What is expected: Write the lines below as a JSON list of strings, one string per line, skipping blank lines and leaving out the pictures.

[BEGIN Dataset content]

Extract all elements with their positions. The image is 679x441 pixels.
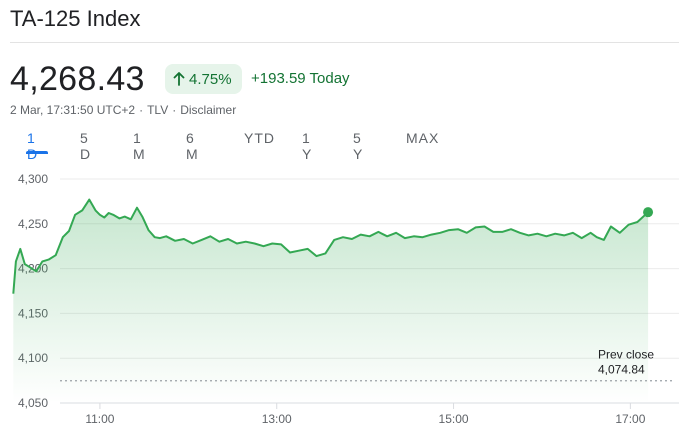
arrow-up-icon [173, 72, 185, 86]
timestamp: 2 Mar, 17:31:50 UTC+2 [10, 103, 136, 117]
current-price: 4,268.43 [10, 60, 145, 98]
y-tick-label: 4,250 [18, 217, 48, 231]
quote-meta: 2 Mar, 17:31:50 UTC+2 · TLV · Disclaimer [10, 103, 236, 117]
exchange: TLV [147, 103, 169, 117]
x-axis: 11:00 13:00 15:00 17:00 [85, 403, 646, 426]
tab-5y[interactable]: 5 Y [353, 130, 364, 162]
change-percent-badge: 4.75% [165, 64, 242, 94]
change-today: +193.59 Today [251, 70, 350, 87]
prev-close-value: 4,074.84 [598, 363, 645, 377]
x-tick-label: 11:00 [85, 412, 114, 426]
price-line [12, 198, 649, 294]
active-tab-indicator [26, 151, 48, 154]
prev-close-label: Prev close [598, 348, 654, 362]
header-divider [10, 42, 679, 43]
tab-6m[interactable]: 6 M [186, 130, 199, 162]
separator-dot: · [172, 103, 177, 117]
tab-5d[interactable]: 5 D [80, 130, 92, 162]
x-tick-label: 13:00 [262, 412, 292, 426]
x-tick-label: 15:00 [439, 412, 469, 426]
tab-max[interactable]: MAX [406, 130, 440, 146]
tab-1y[interactable]: 1 Y [302, 130, 313, 162]
separator-dot: · [139, 103, 144, 117]
tab-ytd[interactable]: YTD [244, 130, 275, 146]
price-area-fill [13, 199, 649, 403]
tab-1m[interactable]: 1 M [133, 130, 146, 162]
last-price-dot [643, 207, 654, 218]
page-title: TA-125 Index [10, 6, 141, 31]
tab-1d[interactable]: 1 D [27, 130, 39, 162]
change-percent: 4.75% [189, 70, 232, 88]
y-tick-label: 4,300 [18, 172, 48, 186]
x-tick-label: 17:00 [615, 412, 645, 426]
disclaimer-link[interactable]: Disclaimer [180, 103, 237, 117]
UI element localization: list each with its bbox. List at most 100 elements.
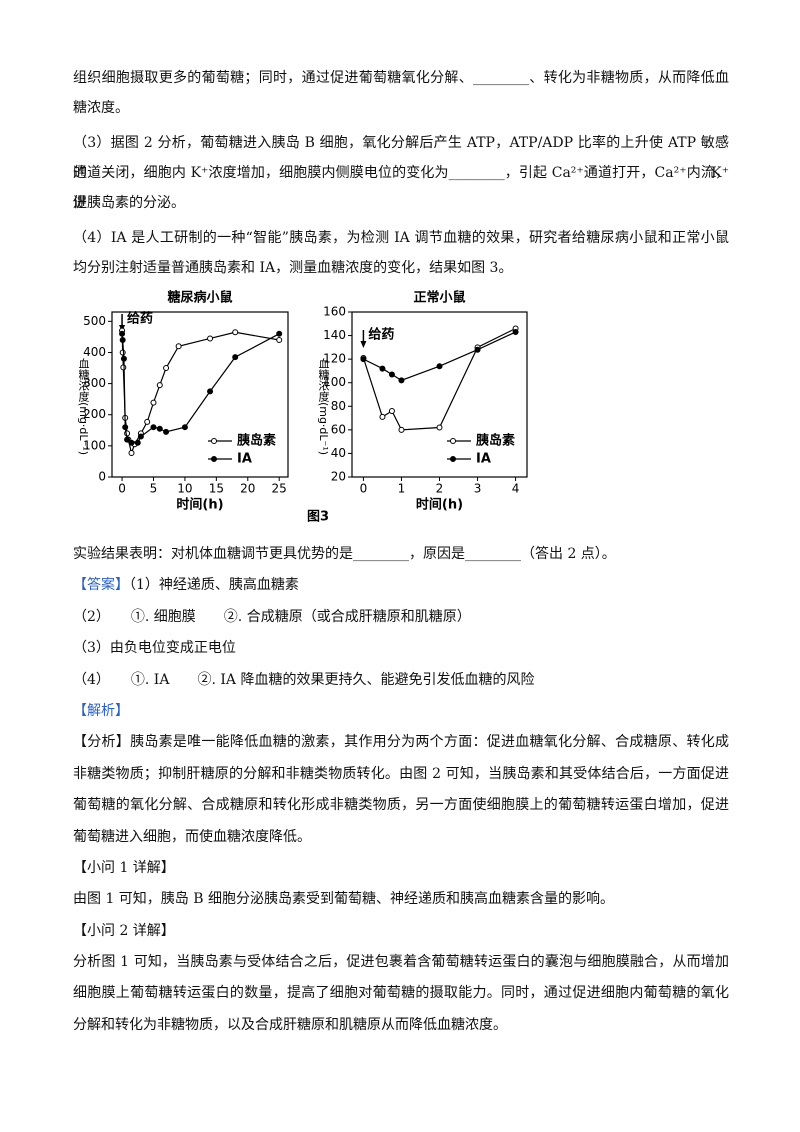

[END Dataset content]

Solution for this task:
[
  "Extract all elements with their positions. The image is 679x441 pixels.",
  "arrow-up-icon [173, 72, 185, 86]",
  "timestamp: 2 Mar, 17:31:50 UTC+2 [10, 103, 136, 117]",
  "current-price: 4,268.43 [10, 60, 145, 98]",
  "y-tick-label: 4,250 [18, 217, 48, 231]",
  "quote-meta: 2 Mar, 17:31:50 UTC+2 · TLV · Disclaimer [10, 103, 236, 117]",
  "exchange: TLV [147, 103, 169, 117]",
  "x-axis: 11:00 13:00 15:00 17:00 [85, 403, 646, 426]",
  "tab-5y[interactable]: 5 Y [353, 130, 364, 162]",
  "change-percent-badge: 4.75% [165, 64, 242, 94]",
  "change-today: +193.59 Today [251, 70, 350, 87]",
  "prev-close-value: 4,074.84 [598, 363, 645, 377]",
  "x-tick-label: 11:00 [85, 412, 114, 426]",
  "price-line [12, 198, 649, 294]",
  "active-tab-indicator [26, 151, 48, 154]",
  "prev-close-label: Prev close [598, 348, 654, 362]",
  "header-divider [10, 42, 679, 43]",
  "tab-6m[interactable]: 6 M [186, 130, 199, 162]",
  "separator-dot: · [172, 103, 177, 117]",
  "tab-5d[interactable]: 5 D [80, 130, 92, 162]",
  "x-tick-label: 13:00 [262, 412, 292, 426]",
  "x-tick-label: 15:00 [439, 412, 469, 426]",
  "tab-max[interactable]: MAX [406, 130, 440, 146]",
  "tab-1y[interactable]: 1 Y [302, 130, 313, 162]",
  "separator-dot: · [139, 103, 144, 117]",
  "tab-ytd[interactable]: YTD [244, 130, 275, 146]",
  "price-area-fill [13, 199, 649, 403]",
  "tab-1m[interactable]: 1 M [133, 130, 146, 162]",
  "last-price-dot [643, 207, 654, 218]",
  "page-title: TA-125 Index [10, 6, 141, 31]",
  "tab-1d[interactable]: 1 D [27, 130, 39, 162]",
  "change-percent: 4.75% [189, 70, 232, 88]",
  "y-tick-label: 4,300 [18, 172, 48, 186]",
  "x-tick-label: 17:00 [615, 412, 645, 426]",
  "disclaimer-link[interactable]: Disclaimer [180, 103, 237, 117]",
  "UI element localization: list each with its bbox. List at most 100 elements."
]